_WORK TO BE COMPLETED_: Each entry below should be reproduced character for character.

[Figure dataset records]

┄┄┄┄┄┄┄┄┄┄

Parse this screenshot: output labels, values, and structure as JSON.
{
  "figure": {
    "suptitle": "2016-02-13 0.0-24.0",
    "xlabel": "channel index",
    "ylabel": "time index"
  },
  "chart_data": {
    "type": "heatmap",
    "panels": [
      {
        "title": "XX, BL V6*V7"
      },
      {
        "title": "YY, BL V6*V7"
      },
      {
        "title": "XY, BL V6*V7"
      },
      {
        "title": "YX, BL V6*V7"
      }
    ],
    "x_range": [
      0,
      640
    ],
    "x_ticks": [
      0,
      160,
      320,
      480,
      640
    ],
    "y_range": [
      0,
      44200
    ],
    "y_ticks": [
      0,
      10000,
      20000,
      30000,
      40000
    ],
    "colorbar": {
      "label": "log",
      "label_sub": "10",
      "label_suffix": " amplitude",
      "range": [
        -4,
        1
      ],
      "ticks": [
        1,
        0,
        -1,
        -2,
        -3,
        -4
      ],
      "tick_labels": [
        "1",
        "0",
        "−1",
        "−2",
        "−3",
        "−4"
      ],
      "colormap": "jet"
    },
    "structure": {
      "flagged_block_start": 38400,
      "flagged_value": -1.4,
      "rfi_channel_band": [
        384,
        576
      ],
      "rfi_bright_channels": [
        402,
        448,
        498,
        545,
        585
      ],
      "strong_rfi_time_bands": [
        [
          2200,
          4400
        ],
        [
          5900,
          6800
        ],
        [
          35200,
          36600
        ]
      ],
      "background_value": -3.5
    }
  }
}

┄┄┄┄┄┄┄┄┄┄

_PROBLEM SOLUTION_:
Parse this screenshot: output labels, values, and structure as JSON.
{
  "figure": {
    "suptitle": "2016-02-13 0.0-24.0",
    "xlabel": "channel index",
    "ylabel": "time index"
  },
  "chart_data": {
    "type": "heatmap",
    "panels": [
      {
        "title": "XX, BL V6*V7"
      },
      {
        "title": "YY, BL V6*V7"
      },
      {
        "title": "XY, BL V6*V7"
      },
      {
        "title": "YX, BL V6*V7"
      }
    ],
    "x_range": [
      0,
      640
    ],
    "x_ticks": [
      0,
      160,
      320,
      480,
      640
    ],
    "y_range": [
      0,
      44200
    ],
    "y_ticks": [
      0,
      10000,
      20000,
      30000,
      40000
    ],
    "colorbar": {
      "label": "log",
      "label_sub": "10",
      "label_suffix": " amplitude",
      "range": [
        -4,
        1
      ],
      "ticks": [
        1,
        0,
        -1,
        -2,
        -3,
        -4
      ],
      "tick_labels": [
        "1",
        "0",
        "−1",
        "−2",
        "−3",
        "−4"
      ],
      "colormap": "jet"
    },
    "structure": {
      "flagged_block_start": 38400,
      "flagged_value": -1.4,
      "rfi_channel_band": [
        384,
        576
      ],
      "rfi_bright_channels": [
        402,
        448,
        498,
        545,
        585
      ],
      "strong_rfi_time_bands": [
        [
          2200,
          4400
        ],
        [
          5900,
          6800
        ],
        [
          35200,
          36600
        ]
      ],
      "background_value": -3.5
    }
  }
}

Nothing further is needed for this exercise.